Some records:

-- START --

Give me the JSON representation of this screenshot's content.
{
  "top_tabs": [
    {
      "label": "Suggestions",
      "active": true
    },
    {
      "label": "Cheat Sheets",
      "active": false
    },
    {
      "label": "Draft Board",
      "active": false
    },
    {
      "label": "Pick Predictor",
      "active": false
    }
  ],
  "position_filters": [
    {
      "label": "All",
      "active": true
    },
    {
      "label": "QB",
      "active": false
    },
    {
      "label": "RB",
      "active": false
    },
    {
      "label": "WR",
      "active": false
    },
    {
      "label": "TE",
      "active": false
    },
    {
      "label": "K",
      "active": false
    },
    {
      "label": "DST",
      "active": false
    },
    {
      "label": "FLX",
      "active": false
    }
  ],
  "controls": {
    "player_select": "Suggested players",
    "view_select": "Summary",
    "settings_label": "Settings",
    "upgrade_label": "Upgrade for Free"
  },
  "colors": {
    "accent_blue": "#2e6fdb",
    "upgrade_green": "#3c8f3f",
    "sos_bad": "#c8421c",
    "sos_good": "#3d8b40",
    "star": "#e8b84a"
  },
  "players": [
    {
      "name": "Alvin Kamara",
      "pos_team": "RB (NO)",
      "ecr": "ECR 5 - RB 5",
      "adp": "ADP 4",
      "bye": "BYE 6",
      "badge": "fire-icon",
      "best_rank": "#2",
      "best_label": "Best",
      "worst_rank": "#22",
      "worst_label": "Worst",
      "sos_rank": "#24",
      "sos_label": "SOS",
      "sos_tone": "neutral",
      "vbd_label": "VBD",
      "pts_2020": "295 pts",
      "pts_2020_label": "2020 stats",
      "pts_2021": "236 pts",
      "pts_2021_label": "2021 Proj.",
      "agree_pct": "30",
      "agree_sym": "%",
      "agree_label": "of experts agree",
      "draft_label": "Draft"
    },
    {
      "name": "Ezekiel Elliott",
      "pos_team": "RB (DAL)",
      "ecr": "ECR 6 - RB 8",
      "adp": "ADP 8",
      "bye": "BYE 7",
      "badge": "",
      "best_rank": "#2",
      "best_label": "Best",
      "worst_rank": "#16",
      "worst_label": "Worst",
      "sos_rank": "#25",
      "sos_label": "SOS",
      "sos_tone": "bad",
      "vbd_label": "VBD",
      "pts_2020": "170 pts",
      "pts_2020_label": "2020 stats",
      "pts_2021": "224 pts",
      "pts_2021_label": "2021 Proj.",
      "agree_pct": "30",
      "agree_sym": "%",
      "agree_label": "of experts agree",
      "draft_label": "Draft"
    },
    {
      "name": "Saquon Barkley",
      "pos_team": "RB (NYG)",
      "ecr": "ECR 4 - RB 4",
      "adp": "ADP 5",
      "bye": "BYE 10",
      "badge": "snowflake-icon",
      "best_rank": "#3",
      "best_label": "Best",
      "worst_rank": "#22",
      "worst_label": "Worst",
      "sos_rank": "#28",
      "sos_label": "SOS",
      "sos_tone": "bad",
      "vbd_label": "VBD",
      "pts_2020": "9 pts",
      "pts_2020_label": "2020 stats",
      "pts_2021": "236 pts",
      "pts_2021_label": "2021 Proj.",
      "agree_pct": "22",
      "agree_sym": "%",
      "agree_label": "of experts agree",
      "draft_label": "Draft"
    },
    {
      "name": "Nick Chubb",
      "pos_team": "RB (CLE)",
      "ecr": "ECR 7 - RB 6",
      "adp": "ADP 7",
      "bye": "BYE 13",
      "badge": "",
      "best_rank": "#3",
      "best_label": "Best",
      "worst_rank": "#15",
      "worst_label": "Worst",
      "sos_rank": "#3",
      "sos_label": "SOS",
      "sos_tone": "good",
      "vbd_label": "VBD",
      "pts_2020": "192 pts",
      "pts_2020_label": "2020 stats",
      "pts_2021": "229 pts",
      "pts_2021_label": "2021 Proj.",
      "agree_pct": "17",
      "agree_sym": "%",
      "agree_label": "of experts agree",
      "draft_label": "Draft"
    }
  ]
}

-- END --

WRITTEN TASK:
Retype the records above exactly.

RESULT OF THIS EXERCISE:
Give me the JSON representation of this screenshot's content.
{
  "top_tabs": [
    {
      "label": "Suggestions",
      "active": true
    },
    {
      "label": "Cheat Sheets",
      "active": false
    },
    {
      "label": "Draft Board",
      "active": false
    },
    {
      "label": "Pick Predictor",
      "active": false
    }
  ],
  "position_filters": [
    {
      "label": "All",
      "active": true
    },
    {
      "label": "QB",
      "active": false
    },
    {
      "label": "RB",
      "active": false
    },
    {
      "label": "WR",
      "active": false
    },
    {
      "label": "TE",
      "active": false
    },
    {
      "label": "K",
      "active": false
    },
    {
      "label": "DST",
      "active": false
    },
    {
      "label": "FLX",
      "active": false
    }
  ],
  "controls": {
    "player_select": "Suggested players",
    "view_select": "Summary",
    "settings_label": "Settings",
    "upgrade_label": "Upgrade for Free"
  },
  "colors": {
    "accent_blue": "#2e6fdb",
    "upgrade_green": "#3c8f3f",
    "sos_bad": "#c8421c",
    "sos_good": "#3d8b40",
    "star": "#e8b84a"
  },
  "players": [
    {
      "name": "Alvin Kamara",
      "pos_team": "RB (NO)",
      "ecr": "ECR 5 - RB 5",
      "adp": "ADP 4",
      "bye": "BYE 6",
      "badge": "fire-icon",
      "best_rank": "#2",
      "best_label": "Best",
      "worst_rank": "#22",
      "worst_label": "Worst",
      "sos_rank": "#24",
      "sos_label": "SOS",
      "sos_tone": "neutral",
      "vbd_label": "VBD",
      "pts_2020": "295 pts",
      "pts_2020_label": "2020 stats",
      "pts_2021": "236 pts",
      "pts_2021_label": "2021 Proj.",
      "agree_pct": "30",
      "agree_sym": "%",
      "agree_label": "of experts agree",
      "draft_label": "Draft"
    },
    {
      "name": "Ezekiel Elliott",
      "pos_team": "RB (DAL)",
      "ecr": "ECR 6 - RB 8",
      "adp": "ADP 8",
      "bye": "BYE 7",
      "badge": "",
      "best_rank": "#2",
      "best_label": "Best",
      "worst_rank": "#16",
      "worst_label": "Worst",
      "sos_rank": "#25",
      "sos_label": "SOS",
      "sos_tone": "bad",
      "vbd_label": "VBD",
      "pts_2020": "170 pts",
      "pts_2020_label": "2020 stats",
      "pts_2021": "224 pts",
      "pts_2021_label": "2021 Proj.",
      "agree_pct": "30",
      "agree_sym": "%",
      "agree_label": "of experts agree",
      "draft_label": "Draft"
    },
    {
      "name": "Saquon Barkley",
      "pos_team": "RB (NYG)",
      "ecr": "ECR 4 - RB 4",
      "adp": "ADP 5",
      "bye": "BYE 10",
      "badge": "snowflake-icon",
      "best_rank": "#3",
      "best_label": "Best",
      "worst_rank": "#22",
      "worst_label": "Worst",
      "sos_rank": "#28",
      "sos_label": "SOS",
      "sos_tone": "bad",
      "vbd_label": "VBD",
      "pts_2020": "9 pts",
      "pts_2020_label": "2020 stats",
      "pts_2021": "236 pts",
      "pts_2021_label": "2021 Proj.",
      "agree_pct": "22",
      "agree_sym": "%",
      "agree_label": "of experts agree",
      "draft_label": "Draft"
    },
    {
      "name": "Nick Chubb",
      "pos_team": "RB (CLE)",
      "ecr": "ECR 7 - RB 6",
      "adp": "ADP 7",
      "bye": "BYE 13",
      "badge": "",
      "best_rank": "#3",
      "best_label": "Best",
      "worst_rank": "#15",
      "worst_label": "Worst",
      "sos_rank": "#3",
      "sos_label": "SOS",
      "sos_tone": "good",
      "vbd_label": "VBD",
      "pts_2020": "192 pts",
      "pts_2020_label": "2020 stats",
      "pts_2021": "229 pts",
      "pts_2021_label": "2021 Proj.",
      "agree_pct": "17",
      "agree_sym": "%",
      "agree_label": "of experts agree",
      "draft_label": "Draft"
    }
  ]
}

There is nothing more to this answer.